Raw data
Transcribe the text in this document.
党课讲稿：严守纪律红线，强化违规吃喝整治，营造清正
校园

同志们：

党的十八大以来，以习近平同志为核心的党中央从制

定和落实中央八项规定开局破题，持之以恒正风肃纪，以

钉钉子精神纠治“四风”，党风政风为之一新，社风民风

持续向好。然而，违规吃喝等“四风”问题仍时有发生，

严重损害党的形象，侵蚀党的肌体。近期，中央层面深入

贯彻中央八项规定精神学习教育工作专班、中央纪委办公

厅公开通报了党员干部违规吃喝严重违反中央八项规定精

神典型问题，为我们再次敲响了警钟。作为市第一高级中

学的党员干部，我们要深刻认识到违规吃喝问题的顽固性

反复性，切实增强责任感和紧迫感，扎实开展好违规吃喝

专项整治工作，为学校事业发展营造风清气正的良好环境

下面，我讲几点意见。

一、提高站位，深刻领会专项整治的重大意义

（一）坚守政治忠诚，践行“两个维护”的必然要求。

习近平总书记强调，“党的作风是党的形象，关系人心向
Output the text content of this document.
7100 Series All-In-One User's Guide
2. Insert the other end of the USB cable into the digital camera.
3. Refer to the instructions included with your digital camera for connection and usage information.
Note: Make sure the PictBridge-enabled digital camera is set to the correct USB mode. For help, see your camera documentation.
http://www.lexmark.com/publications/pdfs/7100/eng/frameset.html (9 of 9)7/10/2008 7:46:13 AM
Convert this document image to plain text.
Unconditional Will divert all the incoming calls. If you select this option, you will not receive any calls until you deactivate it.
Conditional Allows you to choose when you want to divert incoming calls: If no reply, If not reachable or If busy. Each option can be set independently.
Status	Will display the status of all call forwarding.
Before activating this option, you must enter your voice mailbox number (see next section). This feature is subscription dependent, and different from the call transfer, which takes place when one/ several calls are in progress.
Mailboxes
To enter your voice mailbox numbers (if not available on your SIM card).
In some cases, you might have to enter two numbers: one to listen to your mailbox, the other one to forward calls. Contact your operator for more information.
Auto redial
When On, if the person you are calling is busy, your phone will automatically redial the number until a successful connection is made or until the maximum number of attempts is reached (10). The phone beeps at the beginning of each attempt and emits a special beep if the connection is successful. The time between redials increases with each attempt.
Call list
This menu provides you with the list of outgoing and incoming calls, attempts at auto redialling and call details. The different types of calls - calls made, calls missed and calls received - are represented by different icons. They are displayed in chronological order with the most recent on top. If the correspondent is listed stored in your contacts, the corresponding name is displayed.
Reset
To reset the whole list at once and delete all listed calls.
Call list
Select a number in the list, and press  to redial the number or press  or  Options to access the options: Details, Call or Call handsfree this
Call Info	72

Exercise prompt
Pull out all lines from the entries above in which the word "busy" appears.

Exercise result
Conditional Allows you to choose when you want to divert incoming calls: If no reply, If not reachable or If busy. Each option can be set independently.
When On, if the person you are calling is busy, your phone will automatically redial the number until a successful connection is made or until the maximum number of attempts is reached (10). The phone beeps at the beginning of each attempt and emits a special beep if the connection is successful. The time between redials increases with each attempt.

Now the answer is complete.